» **Work instructions**:
The listing below should be copied in full, word for word.

» **Working data**:
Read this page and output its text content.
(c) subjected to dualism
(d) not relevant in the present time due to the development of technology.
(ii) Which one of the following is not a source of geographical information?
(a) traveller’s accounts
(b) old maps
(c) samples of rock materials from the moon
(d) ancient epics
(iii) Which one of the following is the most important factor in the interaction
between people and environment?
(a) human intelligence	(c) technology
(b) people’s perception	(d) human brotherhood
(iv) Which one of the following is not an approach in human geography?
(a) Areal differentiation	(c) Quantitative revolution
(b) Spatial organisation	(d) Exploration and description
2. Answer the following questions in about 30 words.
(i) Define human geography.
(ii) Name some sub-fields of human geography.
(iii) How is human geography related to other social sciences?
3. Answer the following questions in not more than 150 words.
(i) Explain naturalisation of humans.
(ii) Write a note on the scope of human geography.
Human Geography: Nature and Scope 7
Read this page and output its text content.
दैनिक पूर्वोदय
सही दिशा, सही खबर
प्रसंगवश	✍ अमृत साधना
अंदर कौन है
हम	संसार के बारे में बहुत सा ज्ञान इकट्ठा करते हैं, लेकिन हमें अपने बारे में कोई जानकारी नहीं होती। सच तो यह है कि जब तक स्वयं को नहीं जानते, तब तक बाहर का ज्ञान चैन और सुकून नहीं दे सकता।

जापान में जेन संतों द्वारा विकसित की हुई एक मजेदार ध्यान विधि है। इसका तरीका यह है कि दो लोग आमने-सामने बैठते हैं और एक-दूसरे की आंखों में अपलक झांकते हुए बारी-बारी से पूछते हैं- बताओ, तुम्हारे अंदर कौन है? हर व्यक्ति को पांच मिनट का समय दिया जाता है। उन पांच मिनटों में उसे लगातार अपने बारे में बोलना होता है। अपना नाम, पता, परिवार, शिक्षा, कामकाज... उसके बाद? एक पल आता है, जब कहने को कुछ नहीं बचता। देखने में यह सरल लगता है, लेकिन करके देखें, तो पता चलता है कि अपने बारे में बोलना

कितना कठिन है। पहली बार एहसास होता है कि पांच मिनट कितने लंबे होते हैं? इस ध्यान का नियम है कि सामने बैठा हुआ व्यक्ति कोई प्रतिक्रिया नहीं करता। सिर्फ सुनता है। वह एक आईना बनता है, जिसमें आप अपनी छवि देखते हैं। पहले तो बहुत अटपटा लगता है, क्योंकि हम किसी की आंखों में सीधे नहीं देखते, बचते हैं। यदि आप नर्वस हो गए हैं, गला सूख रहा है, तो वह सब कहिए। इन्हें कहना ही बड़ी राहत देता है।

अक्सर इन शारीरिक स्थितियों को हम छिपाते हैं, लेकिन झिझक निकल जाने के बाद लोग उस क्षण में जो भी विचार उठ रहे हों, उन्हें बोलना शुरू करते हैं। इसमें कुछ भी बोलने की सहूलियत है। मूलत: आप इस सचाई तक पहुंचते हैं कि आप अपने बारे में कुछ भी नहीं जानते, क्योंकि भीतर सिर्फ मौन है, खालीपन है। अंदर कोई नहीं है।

» **Solution for this task**:
Read this page and output its text content.
(c) subjected to dualism
(d) not relevant in the present time due to the development of technology.
(ii) Which one of the following is not a source of geographical information?
(a) traveller’s accounts
(b) old maps
(c) samples of rock materials from the moon
(d) ancient epics
(iii) Which one of the following is the most important factor in the interaction
between people and environment?
(a) human intelligence	(c) technology
(b) people’s perception	(d) human brotherhood
(iv) Which one of the following is not an approach in human geography?
(a) Areal differentiation	(c) Quantitative revolution
(b) Spatial organisation	(d) Exploration and description
2. Answer the following questions in about 30 words.
(i) Define human geography.
(ii) Name some sub-fields of human geography.
(iii) How is human geography related to other social sciences?
3. Answer the following questions in not more than 150 words.
(i) Explain naturalisation of humans.
(ii) Write a note on the scope of human geography.
Human Geography: Nature and Scope 7
Read this page and output its text content.
दैनिक पूर्वोदय
सही दिशा, सही खबर
प्रसंगवश	✍ अमृत साधना
अंदर कौन है
हम	संसार के बारे में बहुत सा ज्ञान इकट्ठा करते हैं, लेकिन हमें अपने बारे में कोई जानकारी नहीं होती। सच तो यह है कि जब तक स्वयं को नहीं जानते, तब तक बाहर का ज्ञान चैन और सुकून नहीं दे सकता।

जापान में जेन संतों द्वारा विकसित की हुई एक मजेदार ध्यान विधि है। इसका तरीका यह है कि दो लोग आमने-सामने बैठते हैं और एक-दूसरे की आंखों में अपलक झांकते हुए बारी-बारी से पूछते हैं- बताओ, तुम्हारे अंदर कौन है? हर व्यक्ति को पांच मिनट का समय दिया जाता है। उन पांच मिनटों में उसे लगातार अपने बारे में बोलना होता है। अपना नाम, पता, परिवार, शिक्षा, कामकाज... उसके बाद? एक पल आता है, जब कहने को कुछ नहीं बचता। देखने में यह सरल लगता है, लेकिन करके देखें, तो पता चलता है कि अपने बारे में बोलना

कितना कठिन है। पहली बार एहसास होता है कि पांच मिनट कितने लंबे होते हैं? इस ध्यान का नियम है कि सामने बैठा हुआ व्यक्ति कोई प्रतिक्रिया नहीं करता। सिर्फ सुनता है। वह एक आईना बनता है, जिसमें आप अपनी छवि देखते हैं। पहले तो बहुत अटपटा लगता है, क्योंकि हम किसी की आंखों में सीधे नहीं देखते, बचते हैं। यदि आप नर्वस हो गए हैं, गला सूख रहा है, तो वह सब कहिए। इन्हें कहना ही बड़ी राहत देता है।

अक्सर इन शारीरिक स्थितियों को हम छिपाते हैं, लेकिन झिझक निकल जाने के बाद लोग उस क्षण में जो भी विचार उठ रहे हों, उन्हें बोलना शुरू करते हैं। इसमें कुछ भी बोलने की सहूलियत है। मूलत: आप इस सचाई तक पहुंचते हैं कि आप अपने बारे में कुछ भी नहीं जानते, क्योंकि भीतर सिर्फ मौन है, खालीपन है। अंदर कोई नहीं है।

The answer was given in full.